Exercise prompt: Write out the listing exactly as it is given.

The data:

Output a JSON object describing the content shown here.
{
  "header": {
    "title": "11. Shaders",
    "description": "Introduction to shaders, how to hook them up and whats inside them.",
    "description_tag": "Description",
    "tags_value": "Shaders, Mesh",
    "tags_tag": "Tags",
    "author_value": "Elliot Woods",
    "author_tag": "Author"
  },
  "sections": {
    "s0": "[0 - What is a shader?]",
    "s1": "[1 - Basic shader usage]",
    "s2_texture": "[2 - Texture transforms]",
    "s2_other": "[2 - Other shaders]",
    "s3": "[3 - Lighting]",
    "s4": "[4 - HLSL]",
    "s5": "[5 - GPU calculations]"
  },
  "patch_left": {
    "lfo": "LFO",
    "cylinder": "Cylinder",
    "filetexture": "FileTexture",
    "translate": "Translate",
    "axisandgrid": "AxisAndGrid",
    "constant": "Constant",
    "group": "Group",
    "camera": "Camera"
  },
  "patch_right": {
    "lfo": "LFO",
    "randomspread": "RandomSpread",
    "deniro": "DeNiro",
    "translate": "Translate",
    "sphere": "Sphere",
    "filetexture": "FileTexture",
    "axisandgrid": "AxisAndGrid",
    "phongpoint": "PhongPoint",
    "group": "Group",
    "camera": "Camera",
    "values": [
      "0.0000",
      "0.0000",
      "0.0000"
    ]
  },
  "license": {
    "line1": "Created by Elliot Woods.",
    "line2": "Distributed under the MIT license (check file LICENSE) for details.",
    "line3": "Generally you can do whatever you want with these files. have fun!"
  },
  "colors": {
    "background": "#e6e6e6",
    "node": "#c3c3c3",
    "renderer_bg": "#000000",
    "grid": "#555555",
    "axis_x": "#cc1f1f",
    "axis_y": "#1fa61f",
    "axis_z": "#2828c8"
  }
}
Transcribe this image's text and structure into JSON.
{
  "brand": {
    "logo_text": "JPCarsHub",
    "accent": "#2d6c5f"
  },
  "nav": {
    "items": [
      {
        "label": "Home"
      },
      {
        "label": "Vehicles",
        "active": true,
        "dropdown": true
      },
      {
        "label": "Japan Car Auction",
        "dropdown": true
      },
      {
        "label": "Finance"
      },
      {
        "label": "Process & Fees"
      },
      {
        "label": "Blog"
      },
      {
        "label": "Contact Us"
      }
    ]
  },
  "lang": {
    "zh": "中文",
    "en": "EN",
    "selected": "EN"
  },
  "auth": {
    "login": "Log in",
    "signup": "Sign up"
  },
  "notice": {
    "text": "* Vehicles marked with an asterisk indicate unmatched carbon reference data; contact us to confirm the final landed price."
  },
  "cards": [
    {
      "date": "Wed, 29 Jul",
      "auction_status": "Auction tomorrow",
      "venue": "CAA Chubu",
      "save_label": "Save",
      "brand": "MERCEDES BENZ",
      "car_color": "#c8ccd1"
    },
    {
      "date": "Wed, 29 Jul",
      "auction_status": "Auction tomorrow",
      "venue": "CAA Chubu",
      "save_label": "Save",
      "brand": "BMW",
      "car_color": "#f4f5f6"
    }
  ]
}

Answer to this exercise:
Output a JSON object describing the content shown here.
{
  "header": {
    "title": "11. Shaders",
    "description": "Introduction to shaders, how to hook them up and whats inside them.",
    "description_tag": "Description",
    "tags_value": "Shaders, Mesh",
    "tags_tag": "Tags",
    "author_value": "Elliot Woods",
    "author_tag": "Author"
  },
  "sections": {
    "s0": "[0 - What is a shader?]",
    "s1": "[1 - Basic shader usage]",
    "s2_texture": "[2 - Texture transforms]",
    "s2_other": "[2 - Other shaders]",
    "s3": "[3 - Lighting]",
    "s4": "[4 - HLSL]",
    "s5": "[5 - GPU calculations]"
  },
  "patch_left": {
    "lfo": "LFO",
    "cylinder": "Cylinder",
    "filetexture": "FileTexture",
    "translate": "Translate",
    "axisandgrid": "AxisAndGrid",
    "constant": "Constant",
    "group": "Group",
    "camera": "Camera"
  },
  "patch_right": {
    "lfo": "LFO",
    "randomspread": "RandomSpread",
    "deniro": "DeNiro",
    "translate": "Translate",
    "sphere": "Sphere",
    "filetexture": "FileTexture",
    "axisandgrid": "AxisAndGrid",
    "phongpoint": "PhongPoint",
    "group": "Group",
    "camera": "Camera",
    "values": [
      "0.0000",
      "0.0000",
      "0.0000"
    ]
  },
  "license": {
    "line1": "Created by Elliot Woods.",
    "line2": "Distributed under the MIT license (check file LICENSE) for details.",
    "line3": "Generally you can do whatever you want with these files. have fun!"
  },
  "colors": {
    "background": "#e6e6e6",
    "node": "#c3c3c3",
    "renderer_bg": "#000000",
    "grid": "#555555",
    "axis_x": "#cc1f1f",
    "axis_y": "#1fa61f",
    "axis_z": "#2828c8"
  }
}
Transcribe this image's text and structure into JSON.
{
  "brand": {
    "logo_text": "JPCarsHub",
    "accent": "#2d6c5f"
  },
  "nav": {
    "items": [
      {
        "label": "Home"
      },
      {
        "label": "Vehicles",
        "active": true,
        "dropdown": true
      },
      {
        "label": "Japan Car Auction",
        "dropdown": true
      },
      {
        "label": "Finance"
      },
      {
        "label": "Process & Fees"
      },
      {
        "label": "Blog"
      },
      {
        "label": "Contact Us"
      }
    ]
  },
  "lang": {
    "zh": "中文",
    "en": "EN",
    "selected": "EN"
  },
  "auth": {
    "login": "Log in",
    "signup": "Sign up"
  },
  "notice": {
    "text": "* Vehicles marked with an asterisk indicate unmatched carbon reference data; contact us to confirm the final landed price."
  },
  "cards": [
    {
      "date": "Wed, 29 Jul",
      "auction_status": "Auction tomorrow",
      "venue": "CAA Chubu",
      "save_label": "Save",
      "brand": "MERCEDES BENZ",
      "car_color": "#c8ccd1"
    },
    {
      "date": "Wed, 29 Jul",
      "auction_status": "Auction tomorrow",
      "venue": "CAA Chubu",
      "save_label": "Save",
      "brand": "BMW",
      "car_color": "#f4f5f6"
    }
  ]
}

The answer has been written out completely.